PROMPT - If a line in the entries contains the word "this", list it.

STUDY MATERIAL -
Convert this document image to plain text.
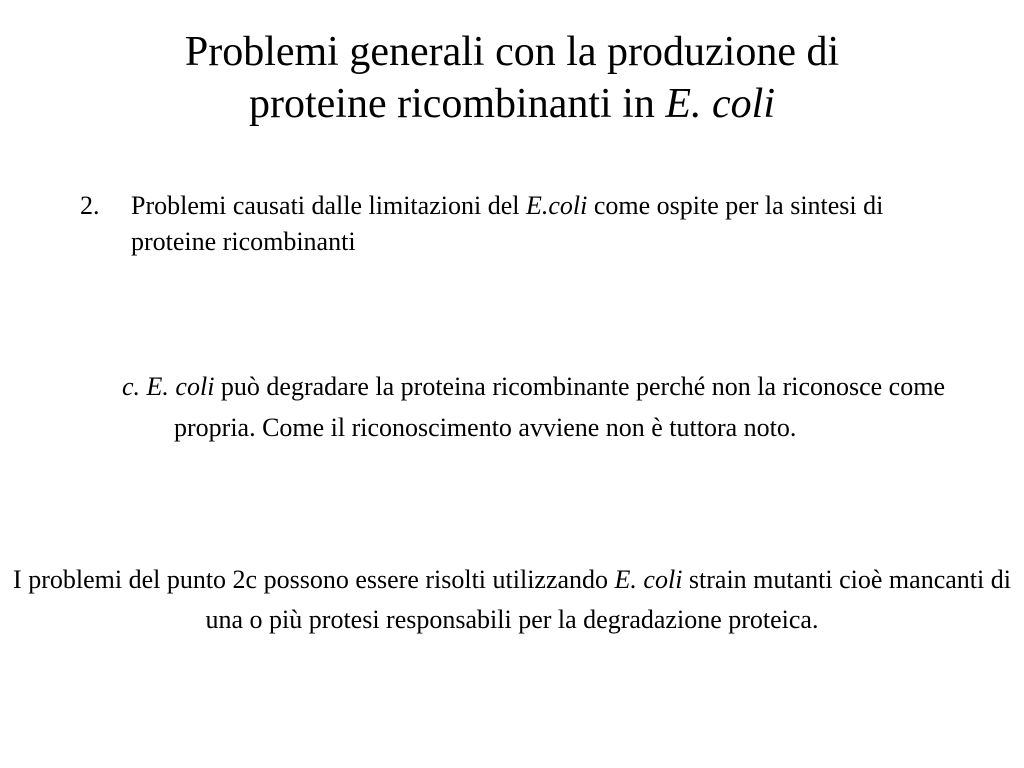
Problemi generali con la produzione di
proteine ricombinanti in E. coli
2. Problemi causati dalle limitazioni del E.coli come ospite per la sintesi di proteine ricombinanti
c. E. coli può degradare la proteina ricombinante perché non la riconosce come propria. Come il riconoscimento avviene non è tuttora noto.
I problemi del punto 2c possono essere risolti utilizzando E. coli strain mutanti cioè mancanti di una o più protesi responsabili per la degradazione proteica.
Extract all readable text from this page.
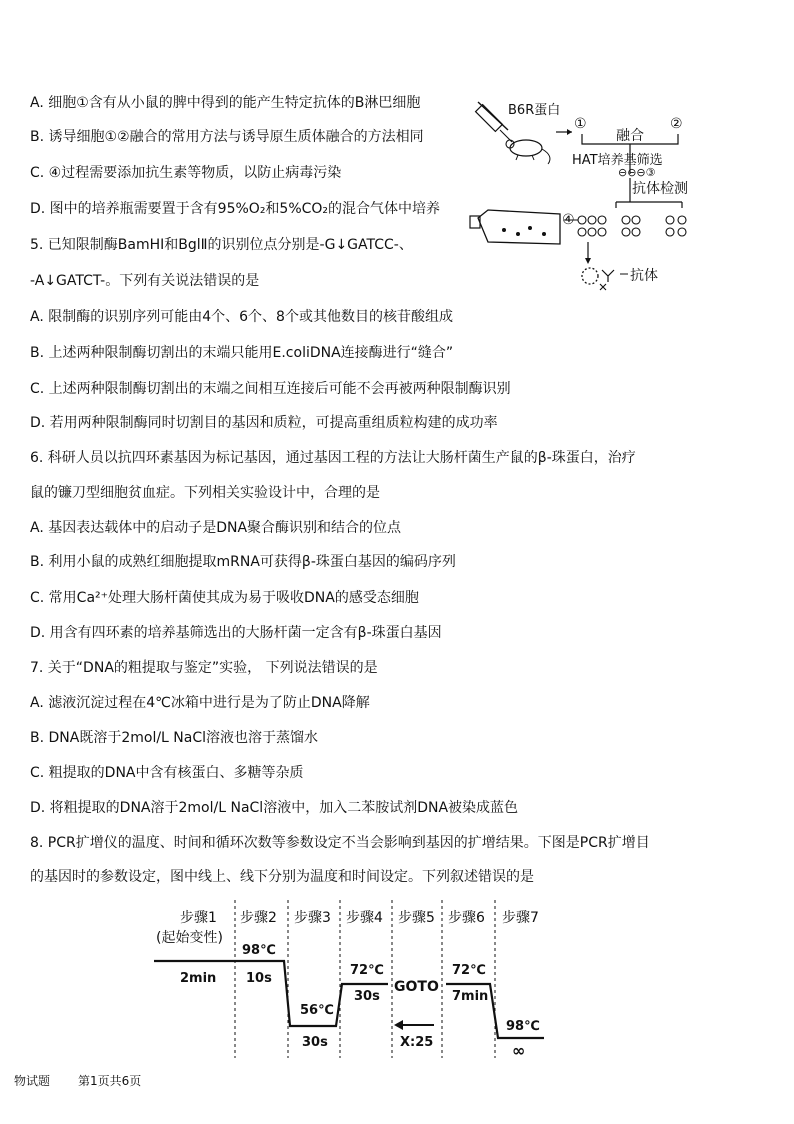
A. 细胞①含有从小鼠的脾中得到的能产生特定抗体的B淋巴细胞
B. 诱导细胞①②融合的常用方法与诱导原生质体融合的方法相同
C. ④过程需要添加抗生素等物质，以防止病毒污染
D. 图中的培养瓶需要置于含有95%O₂和5%CO₂的混合气体中培养
5. 已知限制酶BamHI和BglⅡ的识别位点分别是-G↓GATCC-、
-A↓GATCT-。下列有关说法错误的是
A. 限制酶的识别序列可能由4个、6个、8个或其他数目的核苷酸组成
B. 上述两种限制酶切割出的末端只能用E.coliDNA连接酶进行“缝合”
C. 上述两种限制酶切割出的末端之间相互连接后可能不会再被两种限制酶识别
D. 若用两种限制酶同时切割目的基因和质粒，可提高重组质粒构建的成功率
6. 科研人员以抗四环素基因为标记基因，通过基因工程的方法让大肠杆菌生产鼠的β-珠蛋白，治疗
鼠的镰刀型细胞贫血症。下列相关实验设计中，合理的是
A. 基因表达载体中的启动子是DNA聚合酶识别和结合的位点
B. 利用小鼠的成熟红细胞提取mRNA可获得β-珠蛋白基因的编码序列
C. 常用Ca²⁺处理大肠杆菌使其成为易于吸收DNA的感受态细胞
D. 用含有四环素的培养基筛选出的大肠杆菌一定含有β-珠蛋白基因
7. 关于“DNA的粗提取与鉴定”实验， 下列说法错误的是
A. 滤液沉淀过程在4℃冰箱中进行是为了防止DNA降解
B. DNA既溶于2mol/L NaCl溶液也溶于蒸馏水
C. 粗提取的DNA中含有核蛋白、多糖等杂质
D. 将粗提取的DNA溶于2mol/L NaCl溶液中，加入二苯胺试剂DNA被染成蓝色
8. PCR扩增仪的温度、时间和循环次数等参数设定不当会影响到基因的扩增结果。下图是PCR扩增目
的基因时的参数设定，图中线上、线下分别为温度和时间设定。下列叙述错误的是
B6R蛋白
①	②
融合
HAT培养基筛选
⊖⊖⊖③
抗体检测
④
抗体
步骤1 步骤2 步骤3 步骤4 步骤5 步骤6 步骤7
(起始变性)
98℃
2min 10s
56℃
30s
72℃
30s
GOTO
72℃
7min
98℃
∞
X:25
物试题 第1页共6页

WRITTEN ANSWER -
Convert this document image to plain text.
Extract all readable text from this page.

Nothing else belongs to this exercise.